* _PROVIDED RECORDS_
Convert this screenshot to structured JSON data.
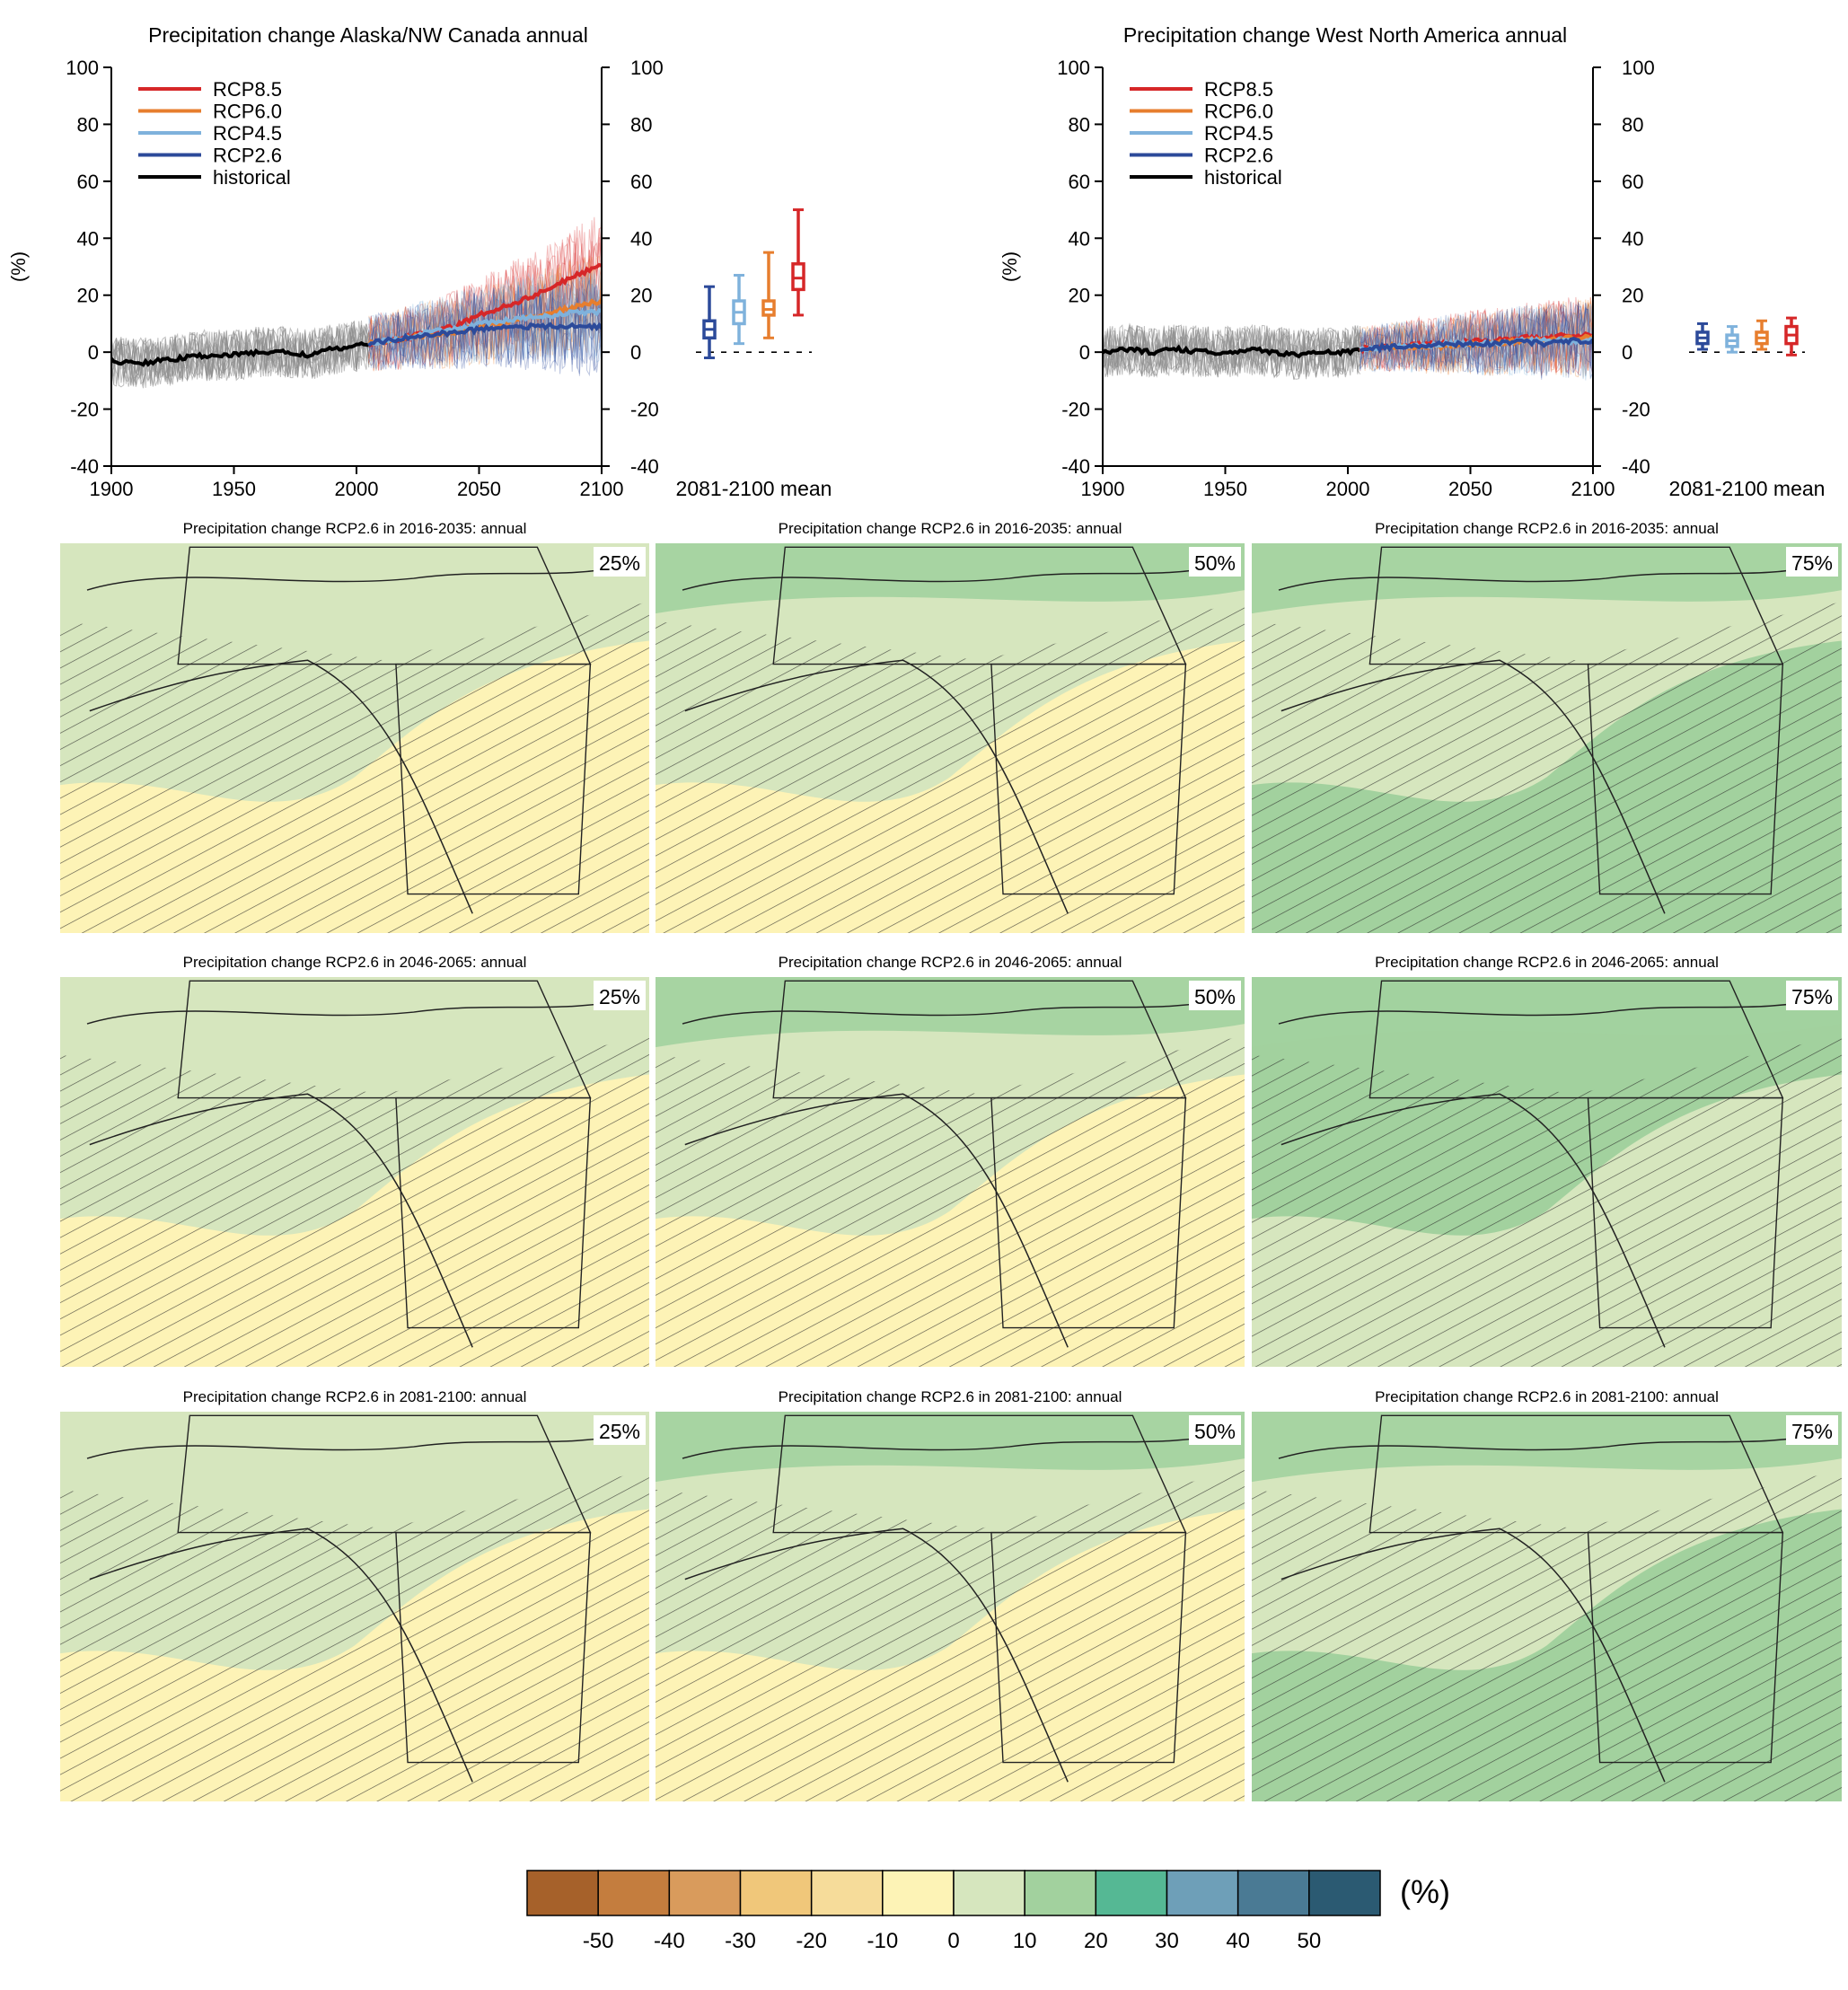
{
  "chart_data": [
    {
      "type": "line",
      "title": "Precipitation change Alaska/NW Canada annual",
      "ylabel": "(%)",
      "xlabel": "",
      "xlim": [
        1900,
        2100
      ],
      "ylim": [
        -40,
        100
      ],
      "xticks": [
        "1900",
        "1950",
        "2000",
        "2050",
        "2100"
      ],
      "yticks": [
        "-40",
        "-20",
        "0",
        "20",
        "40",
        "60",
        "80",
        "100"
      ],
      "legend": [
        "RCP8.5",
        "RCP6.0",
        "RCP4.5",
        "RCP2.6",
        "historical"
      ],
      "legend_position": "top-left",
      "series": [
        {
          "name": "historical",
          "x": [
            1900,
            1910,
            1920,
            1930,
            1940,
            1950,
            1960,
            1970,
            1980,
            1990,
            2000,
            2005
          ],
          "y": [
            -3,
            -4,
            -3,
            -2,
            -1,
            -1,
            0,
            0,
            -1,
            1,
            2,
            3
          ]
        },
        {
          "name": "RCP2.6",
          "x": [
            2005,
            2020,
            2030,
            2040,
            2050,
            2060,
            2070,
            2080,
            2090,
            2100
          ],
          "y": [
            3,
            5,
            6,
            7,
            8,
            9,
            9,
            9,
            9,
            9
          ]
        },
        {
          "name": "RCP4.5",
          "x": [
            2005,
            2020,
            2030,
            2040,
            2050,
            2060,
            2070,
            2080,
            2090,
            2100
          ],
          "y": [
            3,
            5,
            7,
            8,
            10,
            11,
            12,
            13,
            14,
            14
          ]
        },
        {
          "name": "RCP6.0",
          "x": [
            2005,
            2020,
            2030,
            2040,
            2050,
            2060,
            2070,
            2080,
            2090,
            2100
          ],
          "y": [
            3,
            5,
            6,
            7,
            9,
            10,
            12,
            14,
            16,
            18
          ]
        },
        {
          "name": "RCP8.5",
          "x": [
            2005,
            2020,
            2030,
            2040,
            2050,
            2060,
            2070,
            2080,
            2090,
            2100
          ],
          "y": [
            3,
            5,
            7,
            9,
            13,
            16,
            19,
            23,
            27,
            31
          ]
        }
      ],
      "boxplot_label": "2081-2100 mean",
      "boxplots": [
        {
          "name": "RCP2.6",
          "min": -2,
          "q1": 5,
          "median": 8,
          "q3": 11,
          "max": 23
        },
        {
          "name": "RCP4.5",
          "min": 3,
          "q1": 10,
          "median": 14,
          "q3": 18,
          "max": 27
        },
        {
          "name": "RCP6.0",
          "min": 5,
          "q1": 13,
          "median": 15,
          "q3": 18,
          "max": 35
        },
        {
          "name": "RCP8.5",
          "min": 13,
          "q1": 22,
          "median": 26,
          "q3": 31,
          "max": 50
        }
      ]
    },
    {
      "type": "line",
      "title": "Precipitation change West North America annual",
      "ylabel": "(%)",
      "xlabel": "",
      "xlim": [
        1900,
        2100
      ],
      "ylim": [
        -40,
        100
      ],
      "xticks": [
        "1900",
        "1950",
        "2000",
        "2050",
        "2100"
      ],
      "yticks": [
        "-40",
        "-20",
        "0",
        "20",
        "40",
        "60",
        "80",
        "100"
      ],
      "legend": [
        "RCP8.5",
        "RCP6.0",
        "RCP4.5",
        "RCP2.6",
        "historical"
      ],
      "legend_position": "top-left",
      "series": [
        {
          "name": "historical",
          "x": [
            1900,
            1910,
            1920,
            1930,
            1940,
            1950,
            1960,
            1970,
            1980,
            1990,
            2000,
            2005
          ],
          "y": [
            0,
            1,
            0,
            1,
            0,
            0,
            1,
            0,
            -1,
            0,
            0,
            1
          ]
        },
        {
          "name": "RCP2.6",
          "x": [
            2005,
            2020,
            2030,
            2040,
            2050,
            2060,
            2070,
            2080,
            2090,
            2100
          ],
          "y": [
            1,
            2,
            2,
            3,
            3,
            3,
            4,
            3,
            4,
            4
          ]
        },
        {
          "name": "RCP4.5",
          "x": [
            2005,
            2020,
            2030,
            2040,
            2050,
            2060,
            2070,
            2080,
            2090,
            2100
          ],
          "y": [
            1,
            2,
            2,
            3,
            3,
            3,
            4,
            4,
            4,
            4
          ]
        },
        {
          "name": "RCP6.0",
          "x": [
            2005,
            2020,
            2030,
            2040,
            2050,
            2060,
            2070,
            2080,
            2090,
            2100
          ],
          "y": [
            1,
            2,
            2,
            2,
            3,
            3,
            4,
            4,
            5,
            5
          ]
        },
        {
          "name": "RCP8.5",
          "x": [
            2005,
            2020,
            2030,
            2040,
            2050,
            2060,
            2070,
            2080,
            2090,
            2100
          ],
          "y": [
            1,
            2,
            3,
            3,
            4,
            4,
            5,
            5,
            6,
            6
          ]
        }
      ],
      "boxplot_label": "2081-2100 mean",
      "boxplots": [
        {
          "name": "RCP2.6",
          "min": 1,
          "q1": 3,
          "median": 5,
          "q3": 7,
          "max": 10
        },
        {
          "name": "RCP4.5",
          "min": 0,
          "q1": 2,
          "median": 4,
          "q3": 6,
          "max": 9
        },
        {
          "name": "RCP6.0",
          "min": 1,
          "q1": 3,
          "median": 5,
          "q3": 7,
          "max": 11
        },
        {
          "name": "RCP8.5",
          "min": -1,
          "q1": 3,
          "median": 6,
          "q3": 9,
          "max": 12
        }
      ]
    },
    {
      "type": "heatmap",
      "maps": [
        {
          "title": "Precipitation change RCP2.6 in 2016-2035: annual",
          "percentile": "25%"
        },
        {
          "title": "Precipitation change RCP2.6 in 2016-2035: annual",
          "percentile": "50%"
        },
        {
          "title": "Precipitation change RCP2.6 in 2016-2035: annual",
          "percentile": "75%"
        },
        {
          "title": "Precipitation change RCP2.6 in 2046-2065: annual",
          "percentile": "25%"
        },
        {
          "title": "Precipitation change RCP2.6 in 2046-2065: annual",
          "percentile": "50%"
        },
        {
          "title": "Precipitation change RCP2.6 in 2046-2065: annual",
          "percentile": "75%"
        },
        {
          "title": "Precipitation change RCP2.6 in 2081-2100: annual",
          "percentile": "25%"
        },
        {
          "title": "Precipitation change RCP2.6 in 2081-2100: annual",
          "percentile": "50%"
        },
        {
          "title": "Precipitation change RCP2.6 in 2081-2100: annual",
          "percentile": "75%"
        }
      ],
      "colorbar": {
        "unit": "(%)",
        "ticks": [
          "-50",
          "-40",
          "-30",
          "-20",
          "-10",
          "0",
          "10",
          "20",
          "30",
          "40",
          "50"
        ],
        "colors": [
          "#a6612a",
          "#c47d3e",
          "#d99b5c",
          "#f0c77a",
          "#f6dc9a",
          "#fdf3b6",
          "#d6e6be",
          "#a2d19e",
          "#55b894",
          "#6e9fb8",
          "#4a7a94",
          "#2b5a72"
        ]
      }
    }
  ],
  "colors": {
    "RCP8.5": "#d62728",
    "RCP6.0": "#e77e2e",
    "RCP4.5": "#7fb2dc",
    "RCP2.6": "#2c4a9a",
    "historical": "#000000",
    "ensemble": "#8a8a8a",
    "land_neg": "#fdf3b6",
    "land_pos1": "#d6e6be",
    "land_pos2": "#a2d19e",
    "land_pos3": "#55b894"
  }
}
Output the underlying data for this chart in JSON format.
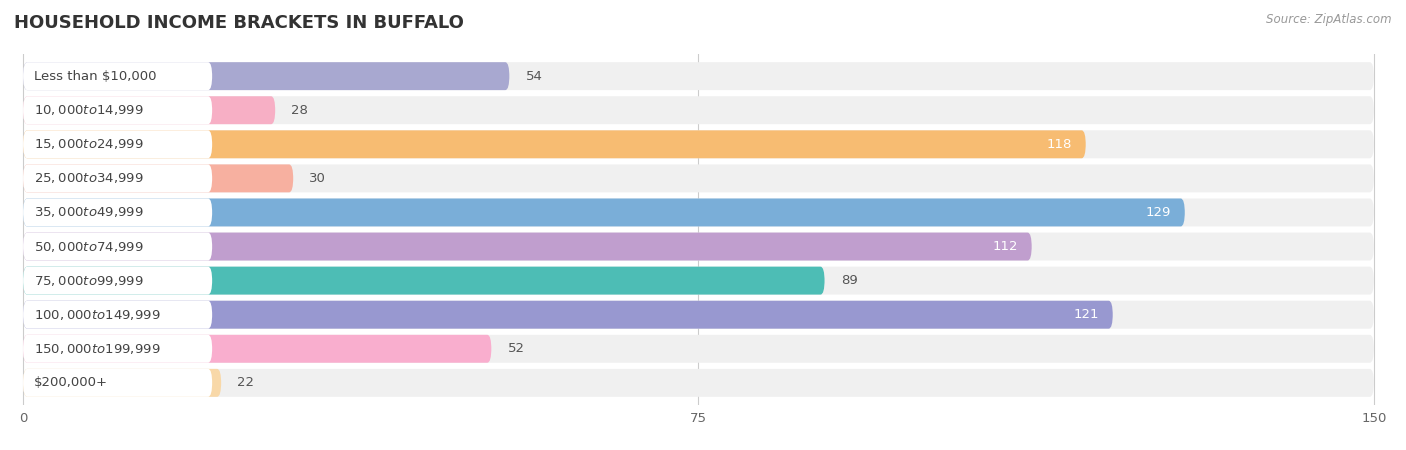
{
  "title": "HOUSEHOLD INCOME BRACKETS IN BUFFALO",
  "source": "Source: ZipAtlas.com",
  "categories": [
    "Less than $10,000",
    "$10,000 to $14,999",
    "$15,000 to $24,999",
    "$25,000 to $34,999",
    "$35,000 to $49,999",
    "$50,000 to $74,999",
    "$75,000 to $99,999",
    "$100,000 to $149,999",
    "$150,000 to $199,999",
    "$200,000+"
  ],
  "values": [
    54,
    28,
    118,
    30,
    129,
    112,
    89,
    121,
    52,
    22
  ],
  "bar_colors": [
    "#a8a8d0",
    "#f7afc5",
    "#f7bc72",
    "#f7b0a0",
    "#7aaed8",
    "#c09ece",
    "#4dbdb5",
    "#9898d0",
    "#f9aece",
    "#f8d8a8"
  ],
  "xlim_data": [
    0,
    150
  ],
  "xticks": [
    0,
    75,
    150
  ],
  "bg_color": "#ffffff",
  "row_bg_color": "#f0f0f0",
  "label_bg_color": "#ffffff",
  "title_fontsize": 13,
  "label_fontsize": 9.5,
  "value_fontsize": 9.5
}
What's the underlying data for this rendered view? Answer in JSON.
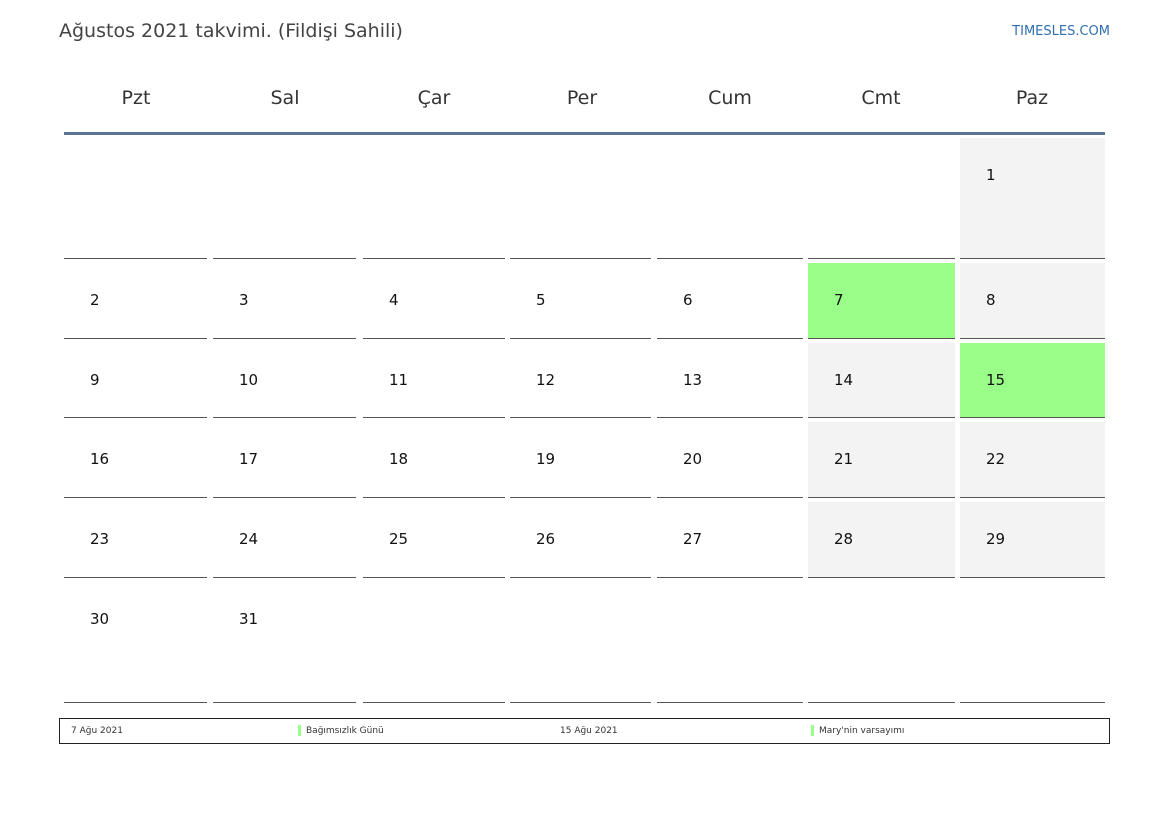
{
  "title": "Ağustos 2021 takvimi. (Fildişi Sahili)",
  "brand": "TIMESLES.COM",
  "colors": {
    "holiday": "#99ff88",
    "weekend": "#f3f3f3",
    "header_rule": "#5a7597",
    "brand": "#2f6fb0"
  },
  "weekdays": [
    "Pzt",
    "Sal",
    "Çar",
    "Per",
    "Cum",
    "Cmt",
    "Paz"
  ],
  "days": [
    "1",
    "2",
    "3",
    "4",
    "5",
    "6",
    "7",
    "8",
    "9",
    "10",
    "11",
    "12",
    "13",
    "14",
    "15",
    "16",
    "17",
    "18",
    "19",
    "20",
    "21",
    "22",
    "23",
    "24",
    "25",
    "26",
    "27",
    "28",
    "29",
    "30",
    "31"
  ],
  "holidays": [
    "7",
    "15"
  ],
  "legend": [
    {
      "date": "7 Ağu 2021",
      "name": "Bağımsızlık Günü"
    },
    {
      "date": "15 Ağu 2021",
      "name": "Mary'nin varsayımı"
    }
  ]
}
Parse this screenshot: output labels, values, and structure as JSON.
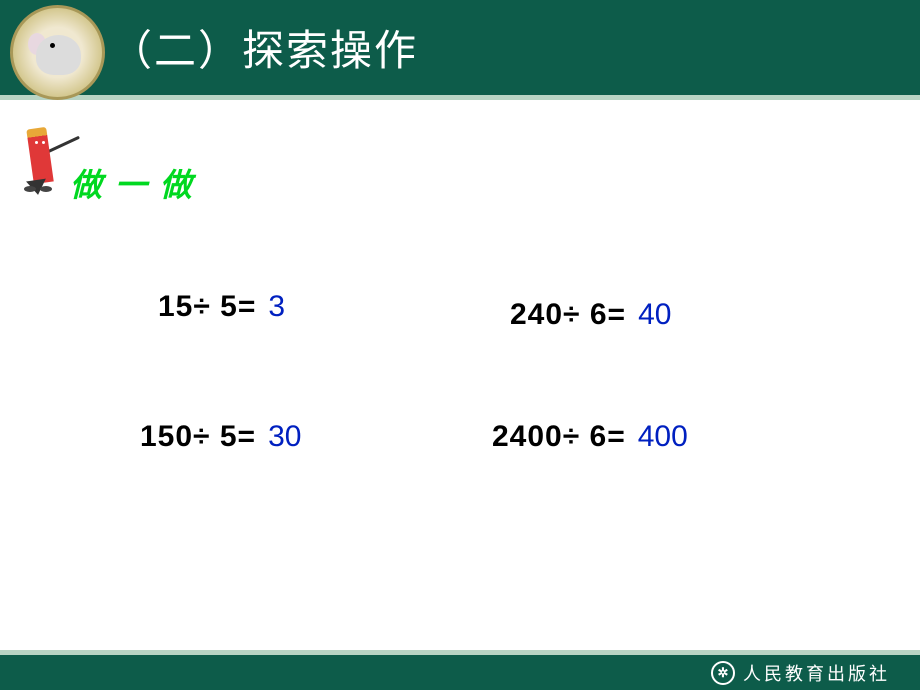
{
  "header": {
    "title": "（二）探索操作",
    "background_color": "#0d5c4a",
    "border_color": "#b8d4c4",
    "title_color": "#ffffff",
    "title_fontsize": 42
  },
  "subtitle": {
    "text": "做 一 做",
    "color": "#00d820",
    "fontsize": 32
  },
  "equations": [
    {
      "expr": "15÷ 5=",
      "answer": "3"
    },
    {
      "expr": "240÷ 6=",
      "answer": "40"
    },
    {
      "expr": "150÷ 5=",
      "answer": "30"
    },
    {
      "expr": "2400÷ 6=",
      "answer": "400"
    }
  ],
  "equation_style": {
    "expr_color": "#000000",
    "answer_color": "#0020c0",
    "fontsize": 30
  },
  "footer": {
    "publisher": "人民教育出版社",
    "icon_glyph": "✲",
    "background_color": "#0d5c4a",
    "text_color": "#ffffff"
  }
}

* _WRITTEN PROBLEM_
Leave out the pictures, and please output only the lines from the line that contains "Parse this screenshot: output" through the end of the data, both ends included.

* _SOLVED EXERCISE_
Parse this screenshot: output labels, values, and structure as JSON.
{
  "header": {
    "title": "（二）探索操作",
    "background_color": "#0d5c4a",
    "border_color": "#b8d4c4",
    "title_color": "#ffffff",
    "title_fontsize": 42
  },
  "subtitle": {
    "text": "做 一 做",
    "color": "#00d820",
    "fontsize": 32
  },
  "equations": [
    {
      "expr": "15÷ 5=",
      "answer": "3"
    },
    {
      "expr": "240÷ 6=",
      "answer": "40"
    },
    {
      "expr": "150÷ 5=",
      "answer": "30"
    },
    {
      "expr": "2400÷ 6=",
      "answer": "400"
    }
  ],
  "equation_style": {
    "expr_color": "#000000",
    "answer_color": "#0020c0",
    "fontsize": 30
  },
  "footer": {
    "publisher": "人民教育出版社",
    "icon_glyph": "✲",
    "background_color": "#0d5c4a",
    "text_color": "#ffffff"
  }
}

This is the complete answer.